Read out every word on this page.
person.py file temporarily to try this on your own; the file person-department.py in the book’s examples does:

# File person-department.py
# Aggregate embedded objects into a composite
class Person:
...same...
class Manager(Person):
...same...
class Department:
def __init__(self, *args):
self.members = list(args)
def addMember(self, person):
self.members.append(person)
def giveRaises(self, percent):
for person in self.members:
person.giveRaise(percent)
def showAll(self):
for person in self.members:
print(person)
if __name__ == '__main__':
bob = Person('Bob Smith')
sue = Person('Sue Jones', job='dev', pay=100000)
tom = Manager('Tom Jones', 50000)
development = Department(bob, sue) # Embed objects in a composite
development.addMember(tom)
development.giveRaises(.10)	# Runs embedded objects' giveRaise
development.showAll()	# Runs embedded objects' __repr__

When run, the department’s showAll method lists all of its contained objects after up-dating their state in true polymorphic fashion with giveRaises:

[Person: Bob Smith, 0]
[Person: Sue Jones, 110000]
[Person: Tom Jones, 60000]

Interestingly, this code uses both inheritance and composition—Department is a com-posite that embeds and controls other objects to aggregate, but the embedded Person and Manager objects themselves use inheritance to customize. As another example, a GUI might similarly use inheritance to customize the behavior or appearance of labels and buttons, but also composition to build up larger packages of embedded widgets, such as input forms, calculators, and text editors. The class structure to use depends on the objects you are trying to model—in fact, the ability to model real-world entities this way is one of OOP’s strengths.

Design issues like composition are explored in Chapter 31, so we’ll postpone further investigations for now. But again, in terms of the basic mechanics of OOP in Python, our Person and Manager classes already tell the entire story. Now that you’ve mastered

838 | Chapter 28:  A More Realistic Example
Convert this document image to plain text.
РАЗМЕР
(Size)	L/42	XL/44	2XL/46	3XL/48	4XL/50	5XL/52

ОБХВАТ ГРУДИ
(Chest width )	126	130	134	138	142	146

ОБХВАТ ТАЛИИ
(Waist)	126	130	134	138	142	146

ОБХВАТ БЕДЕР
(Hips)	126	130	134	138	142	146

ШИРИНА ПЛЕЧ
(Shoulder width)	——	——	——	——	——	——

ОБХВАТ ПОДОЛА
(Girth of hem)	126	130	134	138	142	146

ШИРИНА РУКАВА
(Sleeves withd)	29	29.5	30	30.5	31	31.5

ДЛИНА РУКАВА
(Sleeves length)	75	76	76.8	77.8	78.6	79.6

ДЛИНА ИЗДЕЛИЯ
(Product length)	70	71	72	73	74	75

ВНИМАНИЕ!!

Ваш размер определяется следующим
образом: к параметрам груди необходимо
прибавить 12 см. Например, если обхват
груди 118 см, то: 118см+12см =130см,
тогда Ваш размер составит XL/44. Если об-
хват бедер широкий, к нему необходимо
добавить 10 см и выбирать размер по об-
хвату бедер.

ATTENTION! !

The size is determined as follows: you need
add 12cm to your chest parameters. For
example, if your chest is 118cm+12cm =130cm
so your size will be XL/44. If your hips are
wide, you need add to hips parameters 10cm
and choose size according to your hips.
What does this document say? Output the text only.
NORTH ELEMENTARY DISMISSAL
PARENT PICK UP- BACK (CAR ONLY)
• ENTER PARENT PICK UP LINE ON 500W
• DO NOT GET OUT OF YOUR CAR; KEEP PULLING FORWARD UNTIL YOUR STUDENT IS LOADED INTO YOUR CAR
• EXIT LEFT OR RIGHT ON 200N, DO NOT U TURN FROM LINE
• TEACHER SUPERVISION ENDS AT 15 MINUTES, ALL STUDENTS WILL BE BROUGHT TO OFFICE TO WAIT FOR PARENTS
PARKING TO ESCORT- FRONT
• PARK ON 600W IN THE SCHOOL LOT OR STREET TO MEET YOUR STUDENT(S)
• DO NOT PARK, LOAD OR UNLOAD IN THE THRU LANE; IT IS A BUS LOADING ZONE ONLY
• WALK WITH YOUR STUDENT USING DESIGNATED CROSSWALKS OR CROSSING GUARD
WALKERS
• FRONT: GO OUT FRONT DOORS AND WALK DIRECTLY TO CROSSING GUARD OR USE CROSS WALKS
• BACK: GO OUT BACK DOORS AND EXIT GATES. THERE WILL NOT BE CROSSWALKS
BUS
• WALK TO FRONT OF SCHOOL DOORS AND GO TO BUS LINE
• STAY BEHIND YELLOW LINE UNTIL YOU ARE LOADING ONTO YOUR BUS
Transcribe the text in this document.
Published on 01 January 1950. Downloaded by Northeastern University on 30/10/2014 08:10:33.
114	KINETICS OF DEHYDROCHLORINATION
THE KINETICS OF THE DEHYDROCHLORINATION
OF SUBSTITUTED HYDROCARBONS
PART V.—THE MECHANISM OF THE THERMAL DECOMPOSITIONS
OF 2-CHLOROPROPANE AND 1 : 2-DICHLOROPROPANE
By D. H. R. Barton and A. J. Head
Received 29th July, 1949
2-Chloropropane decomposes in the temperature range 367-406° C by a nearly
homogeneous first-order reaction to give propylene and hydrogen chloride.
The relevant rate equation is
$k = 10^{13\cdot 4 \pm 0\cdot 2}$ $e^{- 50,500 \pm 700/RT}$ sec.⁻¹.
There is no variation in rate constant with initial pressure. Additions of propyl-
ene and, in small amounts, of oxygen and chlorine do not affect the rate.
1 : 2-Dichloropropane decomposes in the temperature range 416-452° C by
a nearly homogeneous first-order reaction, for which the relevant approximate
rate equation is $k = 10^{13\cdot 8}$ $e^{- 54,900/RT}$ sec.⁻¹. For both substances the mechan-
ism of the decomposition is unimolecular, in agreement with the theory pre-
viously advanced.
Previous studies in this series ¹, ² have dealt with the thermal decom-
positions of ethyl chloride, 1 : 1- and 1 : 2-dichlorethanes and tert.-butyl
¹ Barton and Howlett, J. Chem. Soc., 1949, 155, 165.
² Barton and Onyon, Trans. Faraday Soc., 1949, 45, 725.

◆ What is expected ◆
Of the lines in this data, how many contain "need"? Reply with only the number.

◆ Full solution ◆
2